### What needs to be done
Return all of the data exactly as written, without the pictures.

### Data in this exercise
□ □ □ □

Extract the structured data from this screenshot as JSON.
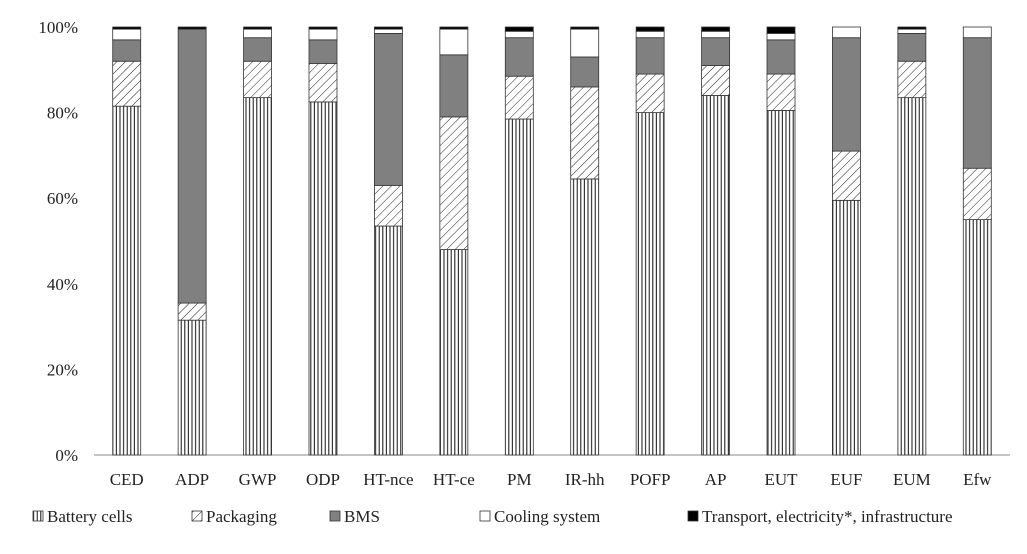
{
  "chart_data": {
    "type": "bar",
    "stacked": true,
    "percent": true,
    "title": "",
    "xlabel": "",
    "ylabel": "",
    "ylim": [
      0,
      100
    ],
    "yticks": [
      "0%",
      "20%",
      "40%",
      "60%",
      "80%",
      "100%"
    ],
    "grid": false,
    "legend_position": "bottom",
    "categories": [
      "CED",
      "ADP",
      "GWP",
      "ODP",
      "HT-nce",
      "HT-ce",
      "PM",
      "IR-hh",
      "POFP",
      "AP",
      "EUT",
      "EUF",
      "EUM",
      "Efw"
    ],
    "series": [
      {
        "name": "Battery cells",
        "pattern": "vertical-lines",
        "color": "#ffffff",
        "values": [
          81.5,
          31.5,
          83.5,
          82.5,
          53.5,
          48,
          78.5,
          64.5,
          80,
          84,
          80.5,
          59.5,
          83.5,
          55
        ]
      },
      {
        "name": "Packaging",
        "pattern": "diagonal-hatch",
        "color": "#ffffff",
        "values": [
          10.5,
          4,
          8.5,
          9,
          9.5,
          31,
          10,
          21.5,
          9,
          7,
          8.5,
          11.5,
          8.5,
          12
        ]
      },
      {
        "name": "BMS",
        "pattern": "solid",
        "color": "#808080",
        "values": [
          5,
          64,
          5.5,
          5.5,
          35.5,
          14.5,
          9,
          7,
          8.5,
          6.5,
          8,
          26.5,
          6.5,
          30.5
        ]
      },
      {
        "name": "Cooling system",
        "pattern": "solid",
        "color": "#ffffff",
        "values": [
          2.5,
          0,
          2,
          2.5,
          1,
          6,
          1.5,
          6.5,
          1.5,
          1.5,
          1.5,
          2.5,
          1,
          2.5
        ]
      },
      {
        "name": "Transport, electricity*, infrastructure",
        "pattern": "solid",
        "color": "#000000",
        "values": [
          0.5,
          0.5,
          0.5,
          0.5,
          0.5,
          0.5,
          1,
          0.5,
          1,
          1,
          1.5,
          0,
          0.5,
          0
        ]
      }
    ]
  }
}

□ □ □ □

### Written answer
Extract the structured data from this screenshot as JSON.
{
  "chart_data": {
    "type": "bar",
    "stacked": true,
    "percent": true,
    "title": "",
    "xlabel": "",
    "ylabel": "",
    "ylim": [
      0,
      100
    ],
    "yticks": [
      "0%",
      "20%",
      "40%",
      "60%",
      "80%",
      "100%"
    ],
    "grid": false,
    "legend_position": "bottom",
    "categories": [
      "CED",
      "ADP",
      "GWP",
      "ODP",
      "HT-nce",
      "HT-ce",
      "PM",
      "IR-hh",
      "POFP",
      "AP",
      "EUT",
      "EUF",
      "EUM",
      "Efw"
    ],
    "series": [
      {
        "name": "Battery cells",
        "pattern": "vertical-lines",
        "color": "#ffffff",
        "values": [
          81.5,
          31.5,
          83.5,
          82.5,
          53.5,
          48,
          78.5,
          64.5,
          80,
          84,
          80.5,
          59.5,
          83.5,
          55
        ]
      },
      {
        "name": "Packaging",
        "pattern": "diagonal-hatch",
        "color": "#ffffff",
        "values": [
          10.5,
          4,
          8.5,
          9,
          9.5,
          31,
          10,
          21.5,
          9,
          7,
          8.5,
          11.5,
          8.5,
          12
        ]
      },
      {
        "name": "BMS",
        "pattern": "solid",
        "color": "#808080",
        "values": [
          5,
          64,
          5.5,
          5.5,
          35.5,
          14.5,
          9,
          7,
          8.5,
          6.5,
          8,
          26.5,
          6.5,
          30.5
        ]
      },
      {
        "name": "Cooling system",
        "pattern": "solid",
        "color": "#ffffff",
        "values": [
          2.5,
          0,
          2,
          2.5,
          1,
          6,
          1.5,
          6.5,
          1.5,
          1.5,
          1.5,
          2.5,
          1,
          2.5
        ]
      },
      {
        "name": "Transport, electricity*, infrastructure",
        "pattern": "solid",
        "color": "#000000",
        "values": [
          0.5,
          0.5,
          0.5,
          0.5,
          0.5,
          0.5,
          1,
          0.5,
          1,
          1,
          1.5,
          0,
          0.5,
          0
        ]
      }
    ]
  }
}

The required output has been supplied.